» **Work to complete**:
Below are the records. Count the lines containing the string "date", and reply with the number alone.

» **Records for the task**:

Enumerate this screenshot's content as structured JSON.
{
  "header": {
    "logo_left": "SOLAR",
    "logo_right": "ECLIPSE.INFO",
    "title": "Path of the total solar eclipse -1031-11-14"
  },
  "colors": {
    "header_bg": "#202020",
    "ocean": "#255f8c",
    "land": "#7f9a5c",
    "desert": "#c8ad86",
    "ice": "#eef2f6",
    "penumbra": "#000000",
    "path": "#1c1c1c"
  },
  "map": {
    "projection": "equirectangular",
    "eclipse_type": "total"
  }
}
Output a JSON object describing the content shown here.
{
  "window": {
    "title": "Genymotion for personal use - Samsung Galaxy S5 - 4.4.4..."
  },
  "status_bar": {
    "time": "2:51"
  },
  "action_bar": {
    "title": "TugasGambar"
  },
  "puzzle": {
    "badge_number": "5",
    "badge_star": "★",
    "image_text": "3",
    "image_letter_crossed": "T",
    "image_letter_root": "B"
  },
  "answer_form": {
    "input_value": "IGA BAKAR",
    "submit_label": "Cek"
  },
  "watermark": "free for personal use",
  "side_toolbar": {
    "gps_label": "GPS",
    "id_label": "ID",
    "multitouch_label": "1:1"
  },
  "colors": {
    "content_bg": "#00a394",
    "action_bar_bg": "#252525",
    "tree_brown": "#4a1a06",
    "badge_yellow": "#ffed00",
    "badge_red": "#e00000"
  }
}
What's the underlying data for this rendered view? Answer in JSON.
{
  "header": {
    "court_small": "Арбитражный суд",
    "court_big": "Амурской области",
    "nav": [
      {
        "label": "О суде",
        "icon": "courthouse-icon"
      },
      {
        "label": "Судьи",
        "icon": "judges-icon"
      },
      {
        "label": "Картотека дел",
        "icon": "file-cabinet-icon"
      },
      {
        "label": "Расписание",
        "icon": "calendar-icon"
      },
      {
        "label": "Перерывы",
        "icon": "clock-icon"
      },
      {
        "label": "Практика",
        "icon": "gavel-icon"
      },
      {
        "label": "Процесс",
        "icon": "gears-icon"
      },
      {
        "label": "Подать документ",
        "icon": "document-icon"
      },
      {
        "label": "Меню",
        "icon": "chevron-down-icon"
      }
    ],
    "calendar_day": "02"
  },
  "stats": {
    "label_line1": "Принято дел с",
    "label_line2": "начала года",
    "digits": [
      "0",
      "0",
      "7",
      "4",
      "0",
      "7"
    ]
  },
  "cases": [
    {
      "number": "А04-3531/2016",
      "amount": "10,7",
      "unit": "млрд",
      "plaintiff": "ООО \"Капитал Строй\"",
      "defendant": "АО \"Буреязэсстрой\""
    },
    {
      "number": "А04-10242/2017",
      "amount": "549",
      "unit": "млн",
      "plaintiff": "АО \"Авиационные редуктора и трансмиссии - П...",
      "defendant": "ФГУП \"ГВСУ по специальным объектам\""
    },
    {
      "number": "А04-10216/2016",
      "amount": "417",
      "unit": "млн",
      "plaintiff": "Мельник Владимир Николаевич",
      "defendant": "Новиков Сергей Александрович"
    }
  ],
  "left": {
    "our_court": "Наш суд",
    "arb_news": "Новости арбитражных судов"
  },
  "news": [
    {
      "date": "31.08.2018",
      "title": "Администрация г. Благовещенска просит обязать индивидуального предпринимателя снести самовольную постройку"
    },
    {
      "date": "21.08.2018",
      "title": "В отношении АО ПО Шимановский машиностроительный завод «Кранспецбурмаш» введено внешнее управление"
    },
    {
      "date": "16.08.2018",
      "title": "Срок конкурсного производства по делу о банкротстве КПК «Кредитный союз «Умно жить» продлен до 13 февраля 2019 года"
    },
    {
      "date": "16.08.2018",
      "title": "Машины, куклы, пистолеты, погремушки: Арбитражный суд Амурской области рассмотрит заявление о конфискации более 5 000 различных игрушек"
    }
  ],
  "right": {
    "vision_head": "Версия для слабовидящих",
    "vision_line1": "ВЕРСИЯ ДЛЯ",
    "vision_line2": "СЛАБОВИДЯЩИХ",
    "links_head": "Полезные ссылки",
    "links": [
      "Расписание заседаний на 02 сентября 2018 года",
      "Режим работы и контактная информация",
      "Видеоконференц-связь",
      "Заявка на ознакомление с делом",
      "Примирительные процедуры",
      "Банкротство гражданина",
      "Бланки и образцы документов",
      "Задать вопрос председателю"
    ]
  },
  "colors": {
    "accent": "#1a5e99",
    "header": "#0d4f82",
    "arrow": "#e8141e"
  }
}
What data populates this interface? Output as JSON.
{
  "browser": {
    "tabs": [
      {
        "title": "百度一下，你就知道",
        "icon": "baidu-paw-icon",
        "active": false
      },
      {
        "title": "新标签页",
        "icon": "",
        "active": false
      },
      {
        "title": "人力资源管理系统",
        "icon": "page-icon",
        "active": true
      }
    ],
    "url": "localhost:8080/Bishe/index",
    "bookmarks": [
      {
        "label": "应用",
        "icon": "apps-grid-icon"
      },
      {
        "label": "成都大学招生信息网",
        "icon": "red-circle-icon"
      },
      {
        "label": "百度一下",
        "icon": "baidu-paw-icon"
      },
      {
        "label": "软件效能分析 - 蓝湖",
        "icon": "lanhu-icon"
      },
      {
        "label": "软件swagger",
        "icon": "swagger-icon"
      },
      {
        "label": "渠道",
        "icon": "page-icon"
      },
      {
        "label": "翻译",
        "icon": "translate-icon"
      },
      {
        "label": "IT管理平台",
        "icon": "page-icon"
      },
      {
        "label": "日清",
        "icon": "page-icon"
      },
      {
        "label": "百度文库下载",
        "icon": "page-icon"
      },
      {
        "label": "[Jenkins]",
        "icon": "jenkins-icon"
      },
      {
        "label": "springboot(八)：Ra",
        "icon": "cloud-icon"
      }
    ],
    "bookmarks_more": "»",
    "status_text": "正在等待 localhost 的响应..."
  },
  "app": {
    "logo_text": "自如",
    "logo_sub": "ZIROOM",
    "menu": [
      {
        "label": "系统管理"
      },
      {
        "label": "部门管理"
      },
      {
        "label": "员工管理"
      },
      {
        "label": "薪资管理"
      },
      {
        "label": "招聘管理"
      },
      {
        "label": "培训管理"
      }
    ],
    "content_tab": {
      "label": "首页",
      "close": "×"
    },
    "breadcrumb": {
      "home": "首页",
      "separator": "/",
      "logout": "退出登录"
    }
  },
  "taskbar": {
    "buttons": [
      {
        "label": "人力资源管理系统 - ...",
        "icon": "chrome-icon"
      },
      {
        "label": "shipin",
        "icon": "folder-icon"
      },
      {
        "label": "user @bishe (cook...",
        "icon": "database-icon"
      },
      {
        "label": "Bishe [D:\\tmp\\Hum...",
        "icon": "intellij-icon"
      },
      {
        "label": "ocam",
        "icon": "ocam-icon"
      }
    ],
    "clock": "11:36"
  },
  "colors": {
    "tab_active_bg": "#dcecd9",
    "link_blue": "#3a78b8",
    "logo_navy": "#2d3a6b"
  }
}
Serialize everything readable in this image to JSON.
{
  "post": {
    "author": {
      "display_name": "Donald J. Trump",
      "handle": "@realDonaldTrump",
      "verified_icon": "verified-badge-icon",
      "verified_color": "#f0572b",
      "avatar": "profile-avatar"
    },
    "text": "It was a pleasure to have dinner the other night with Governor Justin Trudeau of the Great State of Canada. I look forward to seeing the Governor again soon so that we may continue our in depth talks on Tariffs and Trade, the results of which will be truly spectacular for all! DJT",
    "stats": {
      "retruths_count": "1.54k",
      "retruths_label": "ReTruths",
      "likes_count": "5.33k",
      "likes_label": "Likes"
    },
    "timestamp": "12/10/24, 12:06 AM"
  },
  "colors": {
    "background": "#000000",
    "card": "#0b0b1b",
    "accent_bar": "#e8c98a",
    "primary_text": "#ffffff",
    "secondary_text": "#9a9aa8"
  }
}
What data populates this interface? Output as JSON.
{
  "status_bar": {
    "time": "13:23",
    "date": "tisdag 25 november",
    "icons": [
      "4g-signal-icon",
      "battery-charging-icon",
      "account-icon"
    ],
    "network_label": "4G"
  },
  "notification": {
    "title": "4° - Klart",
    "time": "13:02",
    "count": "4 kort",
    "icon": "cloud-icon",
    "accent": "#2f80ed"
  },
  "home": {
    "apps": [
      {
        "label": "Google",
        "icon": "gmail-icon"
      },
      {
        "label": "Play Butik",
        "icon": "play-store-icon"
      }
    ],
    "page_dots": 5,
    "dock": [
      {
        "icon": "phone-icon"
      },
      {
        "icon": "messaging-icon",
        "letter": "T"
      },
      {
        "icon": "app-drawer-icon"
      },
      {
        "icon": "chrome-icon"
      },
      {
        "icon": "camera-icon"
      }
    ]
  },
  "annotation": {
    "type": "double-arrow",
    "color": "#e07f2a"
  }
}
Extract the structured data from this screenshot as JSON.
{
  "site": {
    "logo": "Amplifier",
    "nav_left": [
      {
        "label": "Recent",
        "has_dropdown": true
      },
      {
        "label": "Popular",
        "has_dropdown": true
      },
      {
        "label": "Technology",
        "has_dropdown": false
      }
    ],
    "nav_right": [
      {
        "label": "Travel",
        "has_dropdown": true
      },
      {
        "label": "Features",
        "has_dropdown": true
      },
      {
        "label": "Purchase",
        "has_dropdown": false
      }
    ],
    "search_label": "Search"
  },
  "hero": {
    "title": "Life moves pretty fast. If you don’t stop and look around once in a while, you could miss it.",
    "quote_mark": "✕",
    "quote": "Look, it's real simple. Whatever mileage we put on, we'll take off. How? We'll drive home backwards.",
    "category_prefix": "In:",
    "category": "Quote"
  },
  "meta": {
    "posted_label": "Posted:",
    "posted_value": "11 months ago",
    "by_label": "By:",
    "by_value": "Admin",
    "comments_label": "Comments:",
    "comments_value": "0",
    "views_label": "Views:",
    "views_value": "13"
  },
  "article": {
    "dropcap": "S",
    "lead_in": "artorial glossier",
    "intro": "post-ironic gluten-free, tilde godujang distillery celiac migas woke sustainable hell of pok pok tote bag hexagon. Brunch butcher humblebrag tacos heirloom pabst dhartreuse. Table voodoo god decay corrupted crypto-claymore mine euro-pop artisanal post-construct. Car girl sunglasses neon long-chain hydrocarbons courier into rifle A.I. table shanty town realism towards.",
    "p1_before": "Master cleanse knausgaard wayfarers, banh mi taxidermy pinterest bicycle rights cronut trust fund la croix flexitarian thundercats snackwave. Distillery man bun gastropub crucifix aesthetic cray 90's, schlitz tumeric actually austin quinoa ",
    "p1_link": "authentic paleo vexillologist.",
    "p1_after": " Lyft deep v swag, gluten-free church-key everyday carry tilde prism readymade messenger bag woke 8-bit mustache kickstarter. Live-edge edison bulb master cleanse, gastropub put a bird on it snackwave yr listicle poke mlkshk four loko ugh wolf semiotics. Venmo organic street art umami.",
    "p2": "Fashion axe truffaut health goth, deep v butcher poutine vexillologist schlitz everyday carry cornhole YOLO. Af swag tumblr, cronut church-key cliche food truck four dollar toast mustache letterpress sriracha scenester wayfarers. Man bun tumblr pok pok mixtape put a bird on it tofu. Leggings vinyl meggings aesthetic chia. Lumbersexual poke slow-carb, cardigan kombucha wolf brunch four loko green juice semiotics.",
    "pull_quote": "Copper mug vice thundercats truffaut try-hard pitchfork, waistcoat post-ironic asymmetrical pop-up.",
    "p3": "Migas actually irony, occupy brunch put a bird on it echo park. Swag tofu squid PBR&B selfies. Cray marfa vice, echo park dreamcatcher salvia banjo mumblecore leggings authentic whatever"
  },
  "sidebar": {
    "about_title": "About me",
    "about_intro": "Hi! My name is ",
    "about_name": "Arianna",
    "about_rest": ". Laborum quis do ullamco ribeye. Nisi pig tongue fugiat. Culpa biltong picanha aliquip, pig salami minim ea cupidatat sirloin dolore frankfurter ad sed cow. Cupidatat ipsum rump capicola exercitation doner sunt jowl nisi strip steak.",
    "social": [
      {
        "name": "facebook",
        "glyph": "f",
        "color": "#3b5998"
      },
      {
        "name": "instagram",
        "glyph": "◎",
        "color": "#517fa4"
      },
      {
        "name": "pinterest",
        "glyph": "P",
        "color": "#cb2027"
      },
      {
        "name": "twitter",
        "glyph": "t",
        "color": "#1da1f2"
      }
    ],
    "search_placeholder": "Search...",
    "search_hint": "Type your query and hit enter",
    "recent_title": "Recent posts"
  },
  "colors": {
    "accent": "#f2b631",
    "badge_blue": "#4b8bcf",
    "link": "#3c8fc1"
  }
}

» **Correct result**:
5